Work to complete
In the entries below, find the lines that contain the word "amet" and copy them.

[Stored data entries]
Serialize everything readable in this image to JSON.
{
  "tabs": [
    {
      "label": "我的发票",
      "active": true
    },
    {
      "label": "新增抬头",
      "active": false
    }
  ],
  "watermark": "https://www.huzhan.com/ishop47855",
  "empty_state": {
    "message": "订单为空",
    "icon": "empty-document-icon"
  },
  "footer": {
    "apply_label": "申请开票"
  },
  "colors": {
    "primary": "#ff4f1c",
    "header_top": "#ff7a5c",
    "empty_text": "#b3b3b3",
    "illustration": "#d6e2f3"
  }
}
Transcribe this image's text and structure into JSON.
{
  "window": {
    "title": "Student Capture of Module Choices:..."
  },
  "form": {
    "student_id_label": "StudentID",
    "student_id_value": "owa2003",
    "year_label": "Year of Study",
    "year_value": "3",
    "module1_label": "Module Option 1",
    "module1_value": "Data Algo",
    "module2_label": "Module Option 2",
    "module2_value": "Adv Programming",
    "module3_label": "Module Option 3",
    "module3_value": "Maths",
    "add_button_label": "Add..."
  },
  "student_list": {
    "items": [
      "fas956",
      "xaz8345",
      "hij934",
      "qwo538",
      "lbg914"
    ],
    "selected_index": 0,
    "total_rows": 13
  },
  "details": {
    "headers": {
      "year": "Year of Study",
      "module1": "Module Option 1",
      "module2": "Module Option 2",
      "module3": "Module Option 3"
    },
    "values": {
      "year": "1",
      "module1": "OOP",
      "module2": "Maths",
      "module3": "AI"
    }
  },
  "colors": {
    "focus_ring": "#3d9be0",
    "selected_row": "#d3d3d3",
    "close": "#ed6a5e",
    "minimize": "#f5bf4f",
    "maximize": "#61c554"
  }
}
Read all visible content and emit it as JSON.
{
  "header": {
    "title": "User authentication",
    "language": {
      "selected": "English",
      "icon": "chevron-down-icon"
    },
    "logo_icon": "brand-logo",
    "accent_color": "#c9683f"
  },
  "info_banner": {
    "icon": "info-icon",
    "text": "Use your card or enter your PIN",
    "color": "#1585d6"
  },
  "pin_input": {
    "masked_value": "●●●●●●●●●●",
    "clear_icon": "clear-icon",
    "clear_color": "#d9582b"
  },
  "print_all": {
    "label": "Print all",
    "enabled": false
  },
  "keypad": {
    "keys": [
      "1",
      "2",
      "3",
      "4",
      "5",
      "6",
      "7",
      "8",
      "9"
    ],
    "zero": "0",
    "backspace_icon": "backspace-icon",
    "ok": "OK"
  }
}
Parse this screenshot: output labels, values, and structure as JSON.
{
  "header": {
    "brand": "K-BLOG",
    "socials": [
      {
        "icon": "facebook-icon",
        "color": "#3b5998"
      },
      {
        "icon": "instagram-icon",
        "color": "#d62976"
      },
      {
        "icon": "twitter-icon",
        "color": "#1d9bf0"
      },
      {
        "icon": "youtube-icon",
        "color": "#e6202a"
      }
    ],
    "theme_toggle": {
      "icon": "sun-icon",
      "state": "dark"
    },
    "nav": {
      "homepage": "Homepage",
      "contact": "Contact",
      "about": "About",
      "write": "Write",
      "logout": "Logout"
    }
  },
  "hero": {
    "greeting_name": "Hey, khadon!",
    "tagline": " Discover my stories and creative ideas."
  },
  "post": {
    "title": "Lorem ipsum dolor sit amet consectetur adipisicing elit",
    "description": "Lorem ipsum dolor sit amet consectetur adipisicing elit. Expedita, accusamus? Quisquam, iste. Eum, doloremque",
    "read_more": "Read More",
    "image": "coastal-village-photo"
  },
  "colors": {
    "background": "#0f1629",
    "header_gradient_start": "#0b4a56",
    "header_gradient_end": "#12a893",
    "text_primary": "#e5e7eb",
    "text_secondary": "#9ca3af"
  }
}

Exercise response
    "title": "Lorem ipsum dolor sit amet consectetur adipisicing elit",
    "description": "Lorem ipsum dolor sit amet consectetur adipisicing elit. Expedita, accusamus? Quisquam, iste. Eum, doloremque",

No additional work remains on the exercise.